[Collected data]
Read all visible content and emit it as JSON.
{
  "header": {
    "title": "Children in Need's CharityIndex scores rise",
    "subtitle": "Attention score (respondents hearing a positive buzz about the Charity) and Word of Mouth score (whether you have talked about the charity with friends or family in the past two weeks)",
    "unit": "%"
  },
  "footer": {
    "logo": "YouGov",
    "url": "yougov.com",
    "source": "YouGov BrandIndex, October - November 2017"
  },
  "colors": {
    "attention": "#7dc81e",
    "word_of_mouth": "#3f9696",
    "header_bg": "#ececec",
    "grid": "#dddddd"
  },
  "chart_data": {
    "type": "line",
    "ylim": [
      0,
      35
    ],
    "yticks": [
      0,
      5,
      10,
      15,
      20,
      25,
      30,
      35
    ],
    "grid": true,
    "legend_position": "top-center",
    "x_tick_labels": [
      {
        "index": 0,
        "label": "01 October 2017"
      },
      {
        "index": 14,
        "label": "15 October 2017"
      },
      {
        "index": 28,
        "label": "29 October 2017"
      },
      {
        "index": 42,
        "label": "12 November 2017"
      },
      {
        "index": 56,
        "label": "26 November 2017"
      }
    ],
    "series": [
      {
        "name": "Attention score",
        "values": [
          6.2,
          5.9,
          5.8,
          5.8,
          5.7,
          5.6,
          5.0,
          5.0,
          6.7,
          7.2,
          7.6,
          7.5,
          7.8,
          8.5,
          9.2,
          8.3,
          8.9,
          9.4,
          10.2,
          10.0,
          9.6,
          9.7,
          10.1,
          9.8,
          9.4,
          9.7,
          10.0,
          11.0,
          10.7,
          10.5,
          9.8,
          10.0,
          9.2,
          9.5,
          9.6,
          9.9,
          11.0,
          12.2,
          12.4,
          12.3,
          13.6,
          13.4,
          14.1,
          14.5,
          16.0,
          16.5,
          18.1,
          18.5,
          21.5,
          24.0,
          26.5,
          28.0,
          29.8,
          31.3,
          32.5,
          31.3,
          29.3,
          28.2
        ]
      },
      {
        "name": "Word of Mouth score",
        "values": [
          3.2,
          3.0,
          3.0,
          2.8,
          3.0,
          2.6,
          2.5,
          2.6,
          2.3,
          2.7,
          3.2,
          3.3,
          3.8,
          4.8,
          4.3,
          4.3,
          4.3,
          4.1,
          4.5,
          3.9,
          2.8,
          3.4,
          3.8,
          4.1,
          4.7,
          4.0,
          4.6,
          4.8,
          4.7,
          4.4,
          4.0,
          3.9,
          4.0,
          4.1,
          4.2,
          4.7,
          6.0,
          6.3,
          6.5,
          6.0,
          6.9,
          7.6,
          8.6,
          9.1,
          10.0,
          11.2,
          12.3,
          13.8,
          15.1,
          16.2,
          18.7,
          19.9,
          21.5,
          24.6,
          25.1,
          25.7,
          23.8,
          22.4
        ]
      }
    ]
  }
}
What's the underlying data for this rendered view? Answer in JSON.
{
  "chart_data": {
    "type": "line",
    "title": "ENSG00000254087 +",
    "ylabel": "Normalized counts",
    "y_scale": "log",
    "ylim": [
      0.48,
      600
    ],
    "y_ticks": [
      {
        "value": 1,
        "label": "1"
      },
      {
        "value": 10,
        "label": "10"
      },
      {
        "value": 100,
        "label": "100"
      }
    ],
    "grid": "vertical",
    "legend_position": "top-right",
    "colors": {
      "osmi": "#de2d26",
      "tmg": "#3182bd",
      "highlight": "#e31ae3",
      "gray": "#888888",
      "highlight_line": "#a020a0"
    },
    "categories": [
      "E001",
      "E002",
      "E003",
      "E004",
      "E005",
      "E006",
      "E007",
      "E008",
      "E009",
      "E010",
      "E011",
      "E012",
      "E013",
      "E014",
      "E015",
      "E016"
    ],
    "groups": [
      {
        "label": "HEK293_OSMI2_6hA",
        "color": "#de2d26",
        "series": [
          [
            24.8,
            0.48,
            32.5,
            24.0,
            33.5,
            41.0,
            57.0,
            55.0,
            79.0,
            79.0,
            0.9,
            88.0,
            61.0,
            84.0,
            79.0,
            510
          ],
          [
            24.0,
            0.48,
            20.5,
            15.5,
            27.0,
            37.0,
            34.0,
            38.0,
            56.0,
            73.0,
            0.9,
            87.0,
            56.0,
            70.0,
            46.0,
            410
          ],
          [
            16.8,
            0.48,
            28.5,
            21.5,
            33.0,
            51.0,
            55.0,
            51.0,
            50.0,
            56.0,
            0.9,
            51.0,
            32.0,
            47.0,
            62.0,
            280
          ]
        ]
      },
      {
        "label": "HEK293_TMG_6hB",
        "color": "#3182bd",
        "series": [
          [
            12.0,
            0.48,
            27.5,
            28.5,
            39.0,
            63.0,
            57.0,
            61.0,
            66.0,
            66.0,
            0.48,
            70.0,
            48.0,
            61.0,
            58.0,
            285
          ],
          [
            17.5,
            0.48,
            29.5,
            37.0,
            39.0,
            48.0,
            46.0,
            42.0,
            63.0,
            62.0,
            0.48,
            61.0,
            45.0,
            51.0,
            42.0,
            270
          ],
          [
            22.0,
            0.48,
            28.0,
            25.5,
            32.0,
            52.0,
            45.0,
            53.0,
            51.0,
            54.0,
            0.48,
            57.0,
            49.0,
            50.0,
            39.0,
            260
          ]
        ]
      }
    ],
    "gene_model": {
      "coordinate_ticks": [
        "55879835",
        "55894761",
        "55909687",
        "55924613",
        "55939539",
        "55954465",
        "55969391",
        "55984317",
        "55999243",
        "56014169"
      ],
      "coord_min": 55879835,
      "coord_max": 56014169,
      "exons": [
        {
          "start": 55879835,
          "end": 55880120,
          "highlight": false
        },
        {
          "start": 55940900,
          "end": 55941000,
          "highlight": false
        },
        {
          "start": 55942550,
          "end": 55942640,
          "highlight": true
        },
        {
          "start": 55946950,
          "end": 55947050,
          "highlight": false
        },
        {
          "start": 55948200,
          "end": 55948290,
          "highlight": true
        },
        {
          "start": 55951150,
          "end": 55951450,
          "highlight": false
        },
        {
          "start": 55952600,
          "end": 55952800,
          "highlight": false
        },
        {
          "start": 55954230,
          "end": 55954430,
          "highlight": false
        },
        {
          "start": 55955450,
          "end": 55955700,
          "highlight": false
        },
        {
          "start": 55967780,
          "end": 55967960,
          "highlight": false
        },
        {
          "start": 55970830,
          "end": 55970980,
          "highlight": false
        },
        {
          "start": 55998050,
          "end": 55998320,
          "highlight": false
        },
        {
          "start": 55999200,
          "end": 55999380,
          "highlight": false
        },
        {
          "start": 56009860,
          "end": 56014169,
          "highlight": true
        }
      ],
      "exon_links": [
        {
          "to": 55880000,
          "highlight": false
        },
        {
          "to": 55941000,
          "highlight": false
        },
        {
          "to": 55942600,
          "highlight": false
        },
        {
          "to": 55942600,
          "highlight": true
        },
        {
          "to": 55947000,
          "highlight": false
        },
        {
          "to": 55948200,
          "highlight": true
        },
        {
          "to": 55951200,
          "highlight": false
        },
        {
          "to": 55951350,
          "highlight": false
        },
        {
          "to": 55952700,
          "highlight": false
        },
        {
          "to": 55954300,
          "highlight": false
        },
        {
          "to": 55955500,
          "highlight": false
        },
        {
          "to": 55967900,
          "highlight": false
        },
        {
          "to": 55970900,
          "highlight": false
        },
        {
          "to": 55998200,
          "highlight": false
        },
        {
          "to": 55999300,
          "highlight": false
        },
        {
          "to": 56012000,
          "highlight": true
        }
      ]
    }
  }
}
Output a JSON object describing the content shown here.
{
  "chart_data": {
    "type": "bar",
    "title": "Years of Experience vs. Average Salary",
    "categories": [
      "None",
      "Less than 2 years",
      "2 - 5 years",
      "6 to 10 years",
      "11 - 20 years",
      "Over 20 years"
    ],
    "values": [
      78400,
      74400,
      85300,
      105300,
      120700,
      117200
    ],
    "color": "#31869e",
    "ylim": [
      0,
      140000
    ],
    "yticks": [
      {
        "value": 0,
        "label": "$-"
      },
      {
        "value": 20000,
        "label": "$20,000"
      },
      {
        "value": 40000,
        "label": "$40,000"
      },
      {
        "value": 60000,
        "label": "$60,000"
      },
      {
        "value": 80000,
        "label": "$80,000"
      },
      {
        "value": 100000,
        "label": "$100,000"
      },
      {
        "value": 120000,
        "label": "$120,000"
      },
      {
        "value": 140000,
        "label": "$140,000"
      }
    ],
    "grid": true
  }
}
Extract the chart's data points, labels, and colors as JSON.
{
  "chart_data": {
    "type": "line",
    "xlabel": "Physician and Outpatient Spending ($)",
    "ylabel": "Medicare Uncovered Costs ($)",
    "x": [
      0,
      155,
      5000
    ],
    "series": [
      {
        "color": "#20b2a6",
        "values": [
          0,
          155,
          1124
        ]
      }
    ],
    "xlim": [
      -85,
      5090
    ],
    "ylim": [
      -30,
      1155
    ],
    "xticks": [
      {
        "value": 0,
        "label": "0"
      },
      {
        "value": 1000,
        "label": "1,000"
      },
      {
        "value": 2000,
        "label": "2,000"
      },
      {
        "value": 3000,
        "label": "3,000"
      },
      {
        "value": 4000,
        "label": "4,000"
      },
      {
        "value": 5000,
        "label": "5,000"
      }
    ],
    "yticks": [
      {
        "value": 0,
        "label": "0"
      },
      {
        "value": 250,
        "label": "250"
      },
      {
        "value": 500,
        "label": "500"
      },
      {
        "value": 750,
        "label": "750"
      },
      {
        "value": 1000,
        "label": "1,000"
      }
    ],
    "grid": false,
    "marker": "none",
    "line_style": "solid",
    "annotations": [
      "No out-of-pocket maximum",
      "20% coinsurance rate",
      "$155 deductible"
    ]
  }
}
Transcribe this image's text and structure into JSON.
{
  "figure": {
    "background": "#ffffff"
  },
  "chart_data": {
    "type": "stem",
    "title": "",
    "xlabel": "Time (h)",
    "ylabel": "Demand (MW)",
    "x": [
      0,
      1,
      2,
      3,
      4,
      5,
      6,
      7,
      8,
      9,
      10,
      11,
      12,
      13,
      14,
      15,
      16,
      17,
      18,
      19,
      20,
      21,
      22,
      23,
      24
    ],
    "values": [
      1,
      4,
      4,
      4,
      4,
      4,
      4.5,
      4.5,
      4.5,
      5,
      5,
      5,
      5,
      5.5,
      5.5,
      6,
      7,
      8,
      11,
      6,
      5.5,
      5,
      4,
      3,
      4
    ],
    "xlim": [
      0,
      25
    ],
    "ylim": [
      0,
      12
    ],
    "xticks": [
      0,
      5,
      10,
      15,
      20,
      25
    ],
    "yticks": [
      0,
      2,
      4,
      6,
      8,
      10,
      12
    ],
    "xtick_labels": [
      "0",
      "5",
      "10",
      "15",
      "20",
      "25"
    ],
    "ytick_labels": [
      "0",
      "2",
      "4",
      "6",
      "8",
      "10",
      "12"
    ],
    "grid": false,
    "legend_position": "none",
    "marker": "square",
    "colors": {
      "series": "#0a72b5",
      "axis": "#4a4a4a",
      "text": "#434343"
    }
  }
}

◆ **TO DO**
How many lines in these entries hold the string "name"? Answer with the number alone.

◆ **FINAL ANSWER**
2